====== Page extract ======

Employee: Claudette C. Stewart
Employer: Beth Israel Deaconess Medical Center
Self-insurer: Caregroup, Inc.
Board No.: 040177-99

(Judges Horan, Costigan and McCarthy)

Adelio DeMiranda, Esq., for the employee
Robert J. Riccio, Esq., for the self-insurer
Holly B. Anderson, Esq., for the self-insurer on appeal

HORAN, J. The self-insurer appeals from a decision awarding workers' compensation benefits for the employee's neck injury. It urges reversal of the decision, arguing the employee failed to sustain her "a major" causation burden as set forth in G. L. c. 152, § 1(7A). [1] We affirm the decision.

The employee injured her back and neck at work on September 30, 1999. (Dec. 8.) The self-insurer paid the employee weekly benefits on a without prejudice basis from October 3, 1999 to January 29, 2000. (Dec. 19.) The employee returned to work the next month, but left once again in May 2000 due to increasing pain in her back and neck. (Dec. 9.) On June 25, 2002, she underwent anterior microdiscectomies at C4-5, C5-6 and C6-7, with anterior fusions at these levels. (Dec. 10.) The employee filed a claim for workers' compensation benefits, which the self-insurer denied. When the claim was also denied following a §10A conference, the employee appealed. At hearing the self-insurer raised the defense of § 1(7A) causation for "combination" injuries. (Dec. 3.)

====== Recorded information ======

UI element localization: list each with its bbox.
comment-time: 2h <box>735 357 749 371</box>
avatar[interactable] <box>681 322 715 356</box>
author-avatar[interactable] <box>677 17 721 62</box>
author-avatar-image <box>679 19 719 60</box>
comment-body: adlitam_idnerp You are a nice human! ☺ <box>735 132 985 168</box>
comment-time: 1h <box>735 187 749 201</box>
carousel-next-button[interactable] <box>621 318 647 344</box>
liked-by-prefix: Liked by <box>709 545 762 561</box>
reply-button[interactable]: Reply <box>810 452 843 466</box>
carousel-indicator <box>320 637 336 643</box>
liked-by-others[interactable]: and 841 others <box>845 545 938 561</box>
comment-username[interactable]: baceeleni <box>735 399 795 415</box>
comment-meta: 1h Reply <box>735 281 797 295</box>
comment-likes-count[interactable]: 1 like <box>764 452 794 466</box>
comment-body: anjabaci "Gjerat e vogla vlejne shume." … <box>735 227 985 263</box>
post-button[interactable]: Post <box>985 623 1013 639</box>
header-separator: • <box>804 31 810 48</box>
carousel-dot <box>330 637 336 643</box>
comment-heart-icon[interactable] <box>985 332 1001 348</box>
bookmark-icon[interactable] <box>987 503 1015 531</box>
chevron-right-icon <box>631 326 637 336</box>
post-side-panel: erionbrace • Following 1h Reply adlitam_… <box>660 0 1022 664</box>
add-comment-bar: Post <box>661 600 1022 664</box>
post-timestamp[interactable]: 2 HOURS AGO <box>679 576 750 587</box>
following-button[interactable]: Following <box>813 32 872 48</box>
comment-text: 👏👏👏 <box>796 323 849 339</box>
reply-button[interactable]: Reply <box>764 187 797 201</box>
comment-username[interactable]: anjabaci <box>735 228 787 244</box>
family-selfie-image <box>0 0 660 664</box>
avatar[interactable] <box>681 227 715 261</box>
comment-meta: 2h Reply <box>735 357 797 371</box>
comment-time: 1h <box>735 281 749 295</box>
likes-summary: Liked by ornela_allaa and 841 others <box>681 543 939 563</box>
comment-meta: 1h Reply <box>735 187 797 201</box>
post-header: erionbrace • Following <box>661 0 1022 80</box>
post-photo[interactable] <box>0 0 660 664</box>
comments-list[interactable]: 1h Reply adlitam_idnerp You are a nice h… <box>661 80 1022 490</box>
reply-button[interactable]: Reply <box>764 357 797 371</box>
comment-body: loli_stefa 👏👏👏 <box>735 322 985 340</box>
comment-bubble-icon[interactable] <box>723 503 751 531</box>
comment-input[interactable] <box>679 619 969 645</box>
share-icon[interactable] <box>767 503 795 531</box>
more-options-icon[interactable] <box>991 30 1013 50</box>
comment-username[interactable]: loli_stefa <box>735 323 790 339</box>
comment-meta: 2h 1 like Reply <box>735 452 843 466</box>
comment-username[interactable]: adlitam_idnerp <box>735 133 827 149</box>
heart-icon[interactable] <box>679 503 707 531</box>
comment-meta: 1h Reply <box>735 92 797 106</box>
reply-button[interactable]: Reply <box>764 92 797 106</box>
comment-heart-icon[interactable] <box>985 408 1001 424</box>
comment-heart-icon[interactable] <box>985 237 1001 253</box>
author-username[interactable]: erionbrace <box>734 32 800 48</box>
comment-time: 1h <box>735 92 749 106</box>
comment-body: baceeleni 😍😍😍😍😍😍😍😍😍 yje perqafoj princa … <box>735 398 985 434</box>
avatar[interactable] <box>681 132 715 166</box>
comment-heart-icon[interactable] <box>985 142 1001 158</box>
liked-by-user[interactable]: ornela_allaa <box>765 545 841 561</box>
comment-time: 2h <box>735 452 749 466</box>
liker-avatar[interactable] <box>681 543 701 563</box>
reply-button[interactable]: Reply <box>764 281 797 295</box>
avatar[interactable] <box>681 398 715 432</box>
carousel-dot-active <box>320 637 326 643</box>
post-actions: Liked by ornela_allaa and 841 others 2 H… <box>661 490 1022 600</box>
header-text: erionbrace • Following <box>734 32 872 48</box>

======

## Try it
Say whether each statement agrees with the workers' compensation decision, answering yes or no and quoting the words of the text that decide it. 1. The employee had neck surgery on June 25, 2002. 2. The self-insurer paid the employee weekly benefits until May 2000. 3. The appeal led to a reversal of the decision.

## Answer area
1. Yes: "On June 25, 2002, she underwent anterior microdiscectomies at C4-5, C5-6 and C6-7"
2. No: "The self-insurer paid the employee weekly benefits on a without prejudice basis from October 3, 1999 to January 29, 2000."
3. No: "We affirm the decision."